>> Begin EXTRACTED ENTRIES
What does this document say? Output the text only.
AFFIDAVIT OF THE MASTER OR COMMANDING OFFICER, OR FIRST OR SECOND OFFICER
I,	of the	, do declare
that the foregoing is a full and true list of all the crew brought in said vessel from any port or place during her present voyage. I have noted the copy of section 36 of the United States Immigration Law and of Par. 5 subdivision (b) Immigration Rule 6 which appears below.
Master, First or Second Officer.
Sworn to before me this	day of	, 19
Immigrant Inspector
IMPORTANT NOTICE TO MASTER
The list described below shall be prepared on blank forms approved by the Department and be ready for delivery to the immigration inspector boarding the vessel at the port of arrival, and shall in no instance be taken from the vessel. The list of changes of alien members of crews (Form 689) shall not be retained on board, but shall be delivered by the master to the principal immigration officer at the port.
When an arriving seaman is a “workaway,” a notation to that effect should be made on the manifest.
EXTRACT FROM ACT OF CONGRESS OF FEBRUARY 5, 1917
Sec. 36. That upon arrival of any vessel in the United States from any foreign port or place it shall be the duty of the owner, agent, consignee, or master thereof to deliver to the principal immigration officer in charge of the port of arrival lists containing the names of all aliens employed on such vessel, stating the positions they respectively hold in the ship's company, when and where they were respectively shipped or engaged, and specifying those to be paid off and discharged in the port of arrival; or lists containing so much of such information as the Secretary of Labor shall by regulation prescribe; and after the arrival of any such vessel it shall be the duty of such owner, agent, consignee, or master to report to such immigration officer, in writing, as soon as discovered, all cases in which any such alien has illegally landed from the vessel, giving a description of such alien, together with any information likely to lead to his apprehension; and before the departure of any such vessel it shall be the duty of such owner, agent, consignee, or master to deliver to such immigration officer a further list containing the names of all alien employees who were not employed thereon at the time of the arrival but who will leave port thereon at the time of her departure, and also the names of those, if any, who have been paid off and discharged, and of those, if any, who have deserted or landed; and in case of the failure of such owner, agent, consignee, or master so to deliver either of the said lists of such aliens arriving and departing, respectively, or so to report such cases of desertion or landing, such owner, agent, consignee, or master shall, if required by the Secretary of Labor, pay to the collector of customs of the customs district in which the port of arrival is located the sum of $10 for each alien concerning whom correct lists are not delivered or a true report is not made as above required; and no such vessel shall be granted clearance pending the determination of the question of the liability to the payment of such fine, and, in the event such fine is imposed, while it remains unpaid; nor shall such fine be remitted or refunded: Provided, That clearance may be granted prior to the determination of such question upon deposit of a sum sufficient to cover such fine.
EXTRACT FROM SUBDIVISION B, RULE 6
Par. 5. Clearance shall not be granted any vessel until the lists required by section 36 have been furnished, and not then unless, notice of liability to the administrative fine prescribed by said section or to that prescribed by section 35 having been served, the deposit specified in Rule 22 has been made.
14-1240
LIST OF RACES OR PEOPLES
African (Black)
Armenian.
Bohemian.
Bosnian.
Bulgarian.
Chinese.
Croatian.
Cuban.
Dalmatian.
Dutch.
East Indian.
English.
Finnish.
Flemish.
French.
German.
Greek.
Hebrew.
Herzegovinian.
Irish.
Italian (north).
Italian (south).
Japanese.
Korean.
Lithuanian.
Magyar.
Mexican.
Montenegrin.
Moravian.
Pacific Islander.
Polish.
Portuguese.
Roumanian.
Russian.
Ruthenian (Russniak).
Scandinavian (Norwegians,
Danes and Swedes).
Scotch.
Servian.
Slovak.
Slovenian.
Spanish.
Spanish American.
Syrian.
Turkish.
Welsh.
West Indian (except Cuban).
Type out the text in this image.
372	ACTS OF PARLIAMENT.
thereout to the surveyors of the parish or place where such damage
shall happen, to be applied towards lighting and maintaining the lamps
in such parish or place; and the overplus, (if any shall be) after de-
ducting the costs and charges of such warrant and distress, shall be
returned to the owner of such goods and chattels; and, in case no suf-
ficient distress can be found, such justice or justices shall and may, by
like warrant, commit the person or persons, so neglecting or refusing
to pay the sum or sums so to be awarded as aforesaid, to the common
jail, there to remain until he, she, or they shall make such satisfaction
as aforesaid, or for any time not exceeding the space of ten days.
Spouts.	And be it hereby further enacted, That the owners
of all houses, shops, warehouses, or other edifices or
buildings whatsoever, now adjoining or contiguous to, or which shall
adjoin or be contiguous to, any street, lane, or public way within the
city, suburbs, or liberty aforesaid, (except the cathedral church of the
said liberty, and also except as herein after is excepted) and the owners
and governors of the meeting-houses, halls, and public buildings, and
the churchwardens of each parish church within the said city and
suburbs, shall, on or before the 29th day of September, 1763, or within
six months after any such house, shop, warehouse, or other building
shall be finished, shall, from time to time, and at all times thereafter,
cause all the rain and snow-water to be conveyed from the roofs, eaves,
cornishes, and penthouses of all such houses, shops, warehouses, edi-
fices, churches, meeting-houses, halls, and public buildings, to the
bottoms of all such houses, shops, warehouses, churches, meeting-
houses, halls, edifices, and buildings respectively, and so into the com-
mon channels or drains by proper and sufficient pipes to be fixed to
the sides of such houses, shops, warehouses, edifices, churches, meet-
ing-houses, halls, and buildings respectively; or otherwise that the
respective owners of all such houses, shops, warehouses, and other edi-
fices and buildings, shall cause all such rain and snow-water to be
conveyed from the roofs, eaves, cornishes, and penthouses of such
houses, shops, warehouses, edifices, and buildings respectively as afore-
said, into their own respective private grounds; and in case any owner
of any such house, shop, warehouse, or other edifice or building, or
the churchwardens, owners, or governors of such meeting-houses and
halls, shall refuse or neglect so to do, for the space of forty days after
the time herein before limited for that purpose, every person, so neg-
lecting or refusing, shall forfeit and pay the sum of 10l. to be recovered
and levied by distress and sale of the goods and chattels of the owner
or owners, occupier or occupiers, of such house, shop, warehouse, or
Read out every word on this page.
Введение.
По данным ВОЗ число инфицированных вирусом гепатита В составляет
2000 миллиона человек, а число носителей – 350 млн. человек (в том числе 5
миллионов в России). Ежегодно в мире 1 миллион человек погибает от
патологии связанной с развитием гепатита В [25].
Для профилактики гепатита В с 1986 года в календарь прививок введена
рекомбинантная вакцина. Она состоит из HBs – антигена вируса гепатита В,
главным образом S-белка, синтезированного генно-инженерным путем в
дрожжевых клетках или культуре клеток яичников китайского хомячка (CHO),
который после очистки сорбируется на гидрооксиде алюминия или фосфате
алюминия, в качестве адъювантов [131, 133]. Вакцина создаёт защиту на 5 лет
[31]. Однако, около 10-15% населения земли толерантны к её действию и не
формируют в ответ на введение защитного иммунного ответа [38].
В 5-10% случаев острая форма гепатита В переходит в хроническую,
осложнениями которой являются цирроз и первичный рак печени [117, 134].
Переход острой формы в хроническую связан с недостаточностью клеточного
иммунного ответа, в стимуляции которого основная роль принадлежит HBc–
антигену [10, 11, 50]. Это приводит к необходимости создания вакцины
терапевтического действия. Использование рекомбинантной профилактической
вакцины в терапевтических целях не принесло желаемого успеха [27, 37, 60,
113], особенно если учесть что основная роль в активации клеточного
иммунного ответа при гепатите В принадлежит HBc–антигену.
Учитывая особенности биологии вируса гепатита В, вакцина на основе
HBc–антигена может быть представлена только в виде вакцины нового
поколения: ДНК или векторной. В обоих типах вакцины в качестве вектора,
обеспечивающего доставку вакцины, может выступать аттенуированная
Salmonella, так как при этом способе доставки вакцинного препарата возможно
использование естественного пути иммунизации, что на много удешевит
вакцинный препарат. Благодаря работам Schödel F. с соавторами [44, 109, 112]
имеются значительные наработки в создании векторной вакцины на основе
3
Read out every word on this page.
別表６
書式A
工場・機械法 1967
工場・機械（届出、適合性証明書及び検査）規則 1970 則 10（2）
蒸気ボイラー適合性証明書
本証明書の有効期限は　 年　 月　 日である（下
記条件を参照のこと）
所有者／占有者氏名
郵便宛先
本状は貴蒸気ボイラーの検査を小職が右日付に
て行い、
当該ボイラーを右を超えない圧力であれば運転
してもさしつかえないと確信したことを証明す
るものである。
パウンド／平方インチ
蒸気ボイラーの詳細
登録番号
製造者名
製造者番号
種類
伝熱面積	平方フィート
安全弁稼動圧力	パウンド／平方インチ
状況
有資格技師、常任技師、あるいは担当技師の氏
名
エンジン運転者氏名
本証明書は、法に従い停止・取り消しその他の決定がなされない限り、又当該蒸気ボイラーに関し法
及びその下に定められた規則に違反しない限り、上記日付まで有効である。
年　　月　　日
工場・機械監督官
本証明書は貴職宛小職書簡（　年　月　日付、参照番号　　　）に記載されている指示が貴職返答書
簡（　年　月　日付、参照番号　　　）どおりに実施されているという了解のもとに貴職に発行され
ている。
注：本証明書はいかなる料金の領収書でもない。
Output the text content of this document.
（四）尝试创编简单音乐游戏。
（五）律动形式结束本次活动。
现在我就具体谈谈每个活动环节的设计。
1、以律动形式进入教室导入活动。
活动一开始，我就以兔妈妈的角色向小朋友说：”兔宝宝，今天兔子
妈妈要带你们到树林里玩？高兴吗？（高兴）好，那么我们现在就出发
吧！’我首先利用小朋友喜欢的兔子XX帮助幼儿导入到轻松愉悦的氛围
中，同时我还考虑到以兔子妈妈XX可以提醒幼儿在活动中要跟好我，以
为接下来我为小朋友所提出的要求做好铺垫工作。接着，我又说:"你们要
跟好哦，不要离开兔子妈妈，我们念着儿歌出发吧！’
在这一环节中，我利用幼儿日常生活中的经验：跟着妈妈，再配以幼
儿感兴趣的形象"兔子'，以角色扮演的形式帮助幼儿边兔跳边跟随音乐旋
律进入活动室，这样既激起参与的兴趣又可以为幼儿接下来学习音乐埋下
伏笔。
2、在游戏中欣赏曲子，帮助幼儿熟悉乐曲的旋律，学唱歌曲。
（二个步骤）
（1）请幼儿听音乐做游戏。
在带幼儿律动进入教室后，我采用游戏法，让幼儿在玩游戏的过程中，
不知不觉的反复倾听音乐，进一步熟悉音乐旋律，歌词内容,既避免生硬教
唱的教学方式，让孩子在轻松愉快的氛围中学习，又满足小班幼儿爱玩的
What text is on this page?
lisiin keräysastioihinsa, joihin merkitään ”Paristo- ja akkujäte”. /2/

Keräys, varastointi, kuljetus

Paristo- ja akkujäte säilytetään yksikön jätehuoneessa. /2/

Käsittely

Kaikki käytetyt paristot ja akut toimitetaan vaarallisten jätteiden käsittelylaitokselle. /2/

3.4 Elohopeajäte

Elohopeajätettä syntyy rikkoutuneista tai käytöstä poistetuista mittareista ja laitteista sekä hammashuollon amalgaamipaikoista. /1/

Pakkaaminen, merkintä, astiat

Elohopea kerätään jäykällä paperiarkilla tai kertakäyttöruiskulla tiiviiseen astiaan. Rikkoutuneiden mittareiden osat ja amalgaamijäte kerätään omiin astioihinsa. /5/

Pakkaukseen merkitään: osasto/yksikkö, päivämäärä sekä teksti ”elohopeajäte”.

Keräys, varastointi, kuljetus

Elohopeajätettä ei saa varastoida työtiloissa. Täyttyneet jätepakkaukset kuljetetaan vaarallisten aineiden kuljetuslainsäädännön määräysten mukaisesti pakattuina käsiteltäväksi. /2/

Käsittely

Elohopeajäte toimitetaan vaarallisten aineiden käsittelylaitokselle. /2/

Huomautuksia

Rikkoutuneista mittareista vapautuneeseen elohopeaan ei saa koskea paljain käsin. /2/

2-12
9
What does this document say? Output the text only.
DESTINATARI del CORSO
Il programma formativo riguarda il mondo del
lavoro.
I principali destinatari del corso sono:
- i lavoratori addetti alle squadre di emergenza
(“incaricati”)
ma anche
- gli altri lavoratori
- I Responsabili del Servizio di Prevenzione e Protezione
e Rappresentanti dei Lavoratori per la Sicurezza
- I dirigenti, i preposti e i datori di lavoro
>> End EXTRACTED ENTRIES
#### WHAT NEEDS TO BE DONE
Scan the data above; copy every line where "person" appears.

#### WORKED ANSWER
like warrant, commit the person or persons, so neglecting or refusing
the time herein before limited for that purpose, every person, so neg-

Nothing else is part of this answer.